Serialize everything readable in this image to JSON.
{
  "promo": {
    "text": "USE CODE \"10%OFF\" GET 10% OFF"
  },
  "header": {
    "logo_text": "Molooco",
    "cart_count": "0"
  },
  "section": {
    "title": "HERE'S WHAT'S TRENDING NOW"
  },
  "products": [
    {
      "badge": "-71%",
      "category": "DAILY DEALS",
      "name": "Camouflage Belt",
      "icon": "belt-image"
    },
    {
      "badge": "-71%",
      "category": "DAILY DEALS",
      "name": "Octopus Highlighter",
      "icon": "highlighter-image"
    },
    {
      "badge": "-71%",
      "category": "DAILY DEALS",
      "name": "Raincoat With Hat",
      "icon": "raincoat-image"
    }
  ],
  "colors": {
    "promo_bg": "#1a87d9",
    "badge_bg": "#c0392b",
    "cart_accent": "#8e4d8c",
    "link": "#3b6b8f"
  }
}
* * *
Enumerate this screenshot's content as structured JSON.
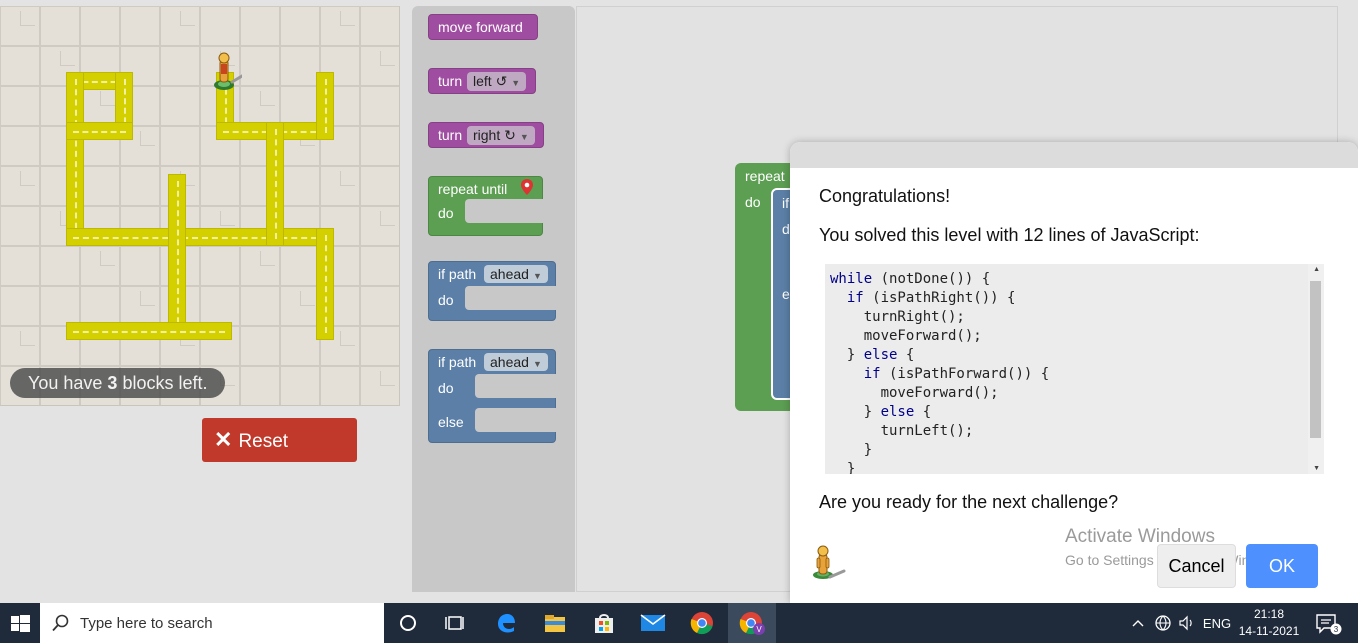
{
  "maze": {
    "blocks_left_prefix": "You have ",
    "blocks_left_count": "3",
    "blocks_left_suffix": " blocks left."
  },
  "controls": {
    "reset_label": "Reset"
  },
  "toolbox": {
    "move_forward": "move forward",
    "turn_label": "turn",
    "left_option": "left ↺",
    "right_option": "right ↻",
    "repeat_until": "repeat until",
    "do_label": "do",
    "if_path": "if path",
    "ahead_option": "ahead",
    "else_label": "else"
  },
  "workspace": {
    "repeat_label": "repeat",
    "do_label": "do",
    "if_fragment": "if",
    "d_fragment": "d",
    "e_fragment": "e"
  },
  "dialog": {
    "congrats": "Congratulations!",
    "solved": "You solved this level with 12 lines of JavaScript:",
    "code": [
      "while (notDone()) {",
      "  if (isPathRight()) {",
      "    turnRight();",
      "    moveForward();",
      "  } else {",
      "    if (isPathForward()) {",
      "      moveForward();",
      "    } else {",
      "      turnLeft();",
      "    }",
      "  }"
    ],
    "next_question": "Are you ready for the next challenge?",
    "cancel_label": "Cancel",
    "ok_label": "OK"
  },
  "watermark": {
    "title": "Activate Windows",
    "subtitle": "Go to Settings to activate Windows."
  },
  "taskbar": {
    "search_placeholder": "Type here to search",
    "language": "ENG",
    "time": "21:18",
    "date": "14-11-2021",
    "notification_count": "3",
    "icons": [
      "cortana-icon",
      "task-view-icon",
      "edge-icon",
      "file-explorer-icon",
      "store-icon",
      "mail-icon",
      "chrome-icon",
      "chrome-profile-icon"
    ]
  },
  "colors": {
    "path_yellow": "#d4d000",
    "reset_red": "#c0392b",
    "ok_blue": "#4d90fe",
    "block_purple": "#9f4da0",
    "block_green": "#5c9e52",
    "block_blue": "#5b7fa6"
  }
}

• What you have to do: Report how many lines contain "JSON". Give nothing but the number.

• Result: 2